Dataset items
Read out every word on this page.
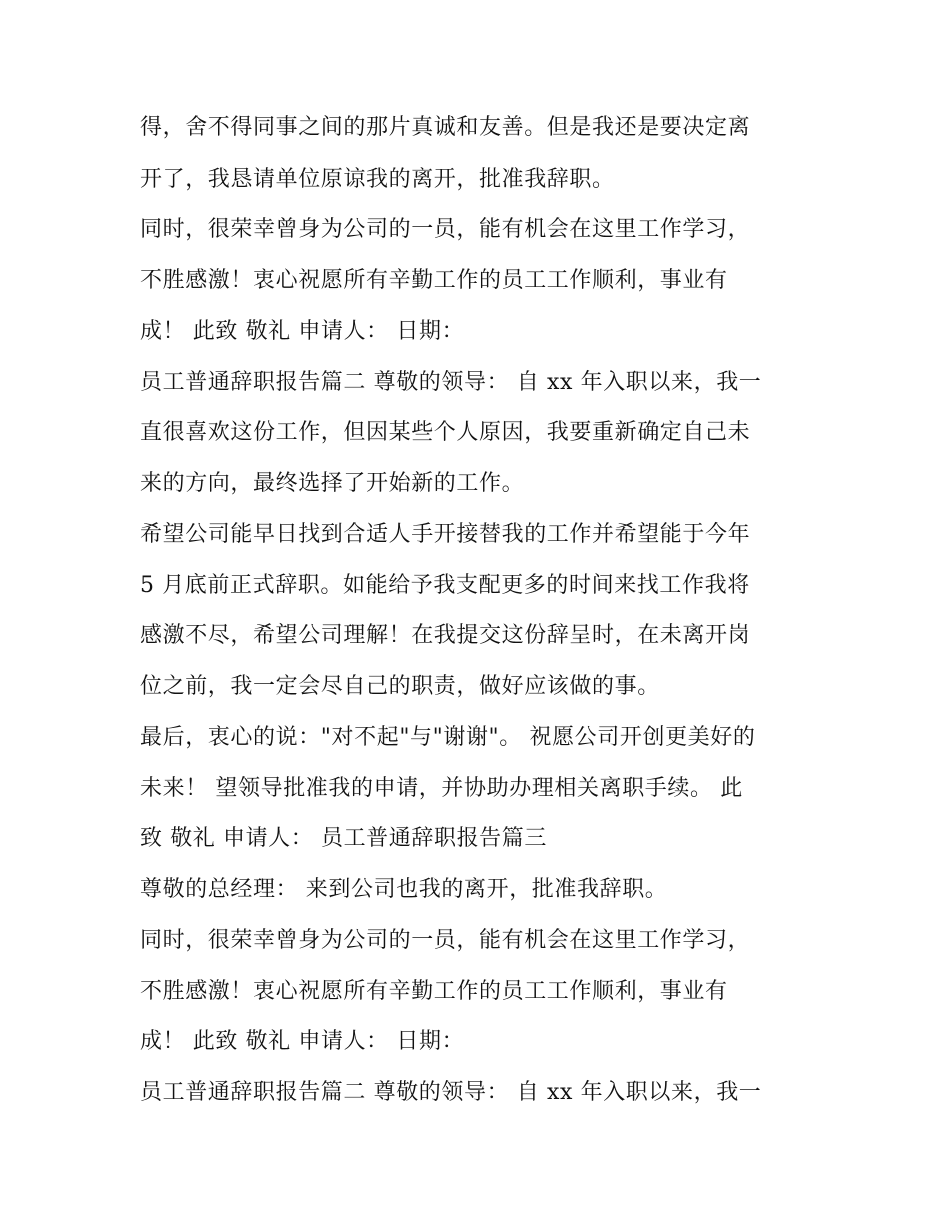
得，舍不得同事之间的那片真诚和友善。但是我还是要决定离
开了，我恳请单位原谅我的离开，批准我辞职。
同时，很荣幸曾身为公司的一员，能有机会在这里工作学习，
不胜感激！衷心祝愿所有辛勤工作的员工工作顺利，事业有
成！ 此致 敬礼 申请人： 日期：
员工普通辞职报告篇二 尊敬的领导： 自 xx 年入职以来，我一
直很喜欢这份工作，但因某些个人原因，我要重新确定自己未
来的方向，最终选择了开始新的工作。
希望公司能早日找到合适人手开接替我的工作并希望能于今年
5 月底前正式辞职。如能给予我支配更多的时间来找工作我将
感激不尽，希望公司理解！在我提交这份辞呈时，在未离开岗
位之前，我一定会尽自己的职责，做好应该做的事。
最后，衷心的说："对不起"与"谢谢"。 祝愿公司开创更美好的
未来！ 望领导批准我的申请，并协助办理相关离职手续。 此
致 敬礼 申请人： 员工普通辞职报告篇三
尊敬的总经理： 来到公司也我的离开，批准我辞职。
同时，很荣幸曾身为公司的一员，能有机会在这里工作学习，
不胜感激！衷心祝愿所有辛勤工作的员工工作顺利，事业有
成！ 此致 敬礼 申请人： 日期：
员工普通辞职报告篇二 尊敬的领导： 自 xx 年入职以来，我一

*What you are asked to do*. Quote everything in the listing above exactly; pictures are the only thing to omit.

*Task output*.
Read out every word on this page.
得，舍不得同事之间的那片真诚和友善。但是我还是要决定离
开了，我恳请单位原谅我的离开，批准我辞职。
同时，很荣幸曾身为公司的一员，能有机会在这里工作学习，
不胜感激！衷心祝愿所有辛勤工作的员工工作顺利，事业有
成！ 此致 敬礼 申请人： 日期：
员工普通辞职报告篇二 尊敬的领导： 自 xx 年入职以来，我一
直很喜欢这份工作，但因某些个人原因，我要重新确定自己未
来的方向，最终选择了开始新的工作。
希望公司能早日找到合适人手开接替我的工作并希望能于今年
5 月底前正式辞职。如能给予我支配更多的时间来找工作我将
感激不尽，希望公司理解！在我提交这份辞呈时，在未离开岗
位之前，我一定会尽自己的职责，做好应该做的事。
最后，衷心的说："对不起"与"谢谢"。 祝愿公司开创更美好的
未来！ 望领导批准我的申请，并协助办理相关离职手续。 此
致 敬礼 申请人： 员工普通辞职报告篇三
尊敬的总经理： 来到公司也我的离开，批准我辞职。
同时，很荣幸曾身为公司的一员，能有机会在这里工作学习，
不胜感激！衷心祝愿所有辛勤工作的员工工作顺利，事业有
成！ 此致 敬礼 申请人： 日期：
员工普通辞职报告篇二 尊敬的领导： 自 xx 年入职以来，我一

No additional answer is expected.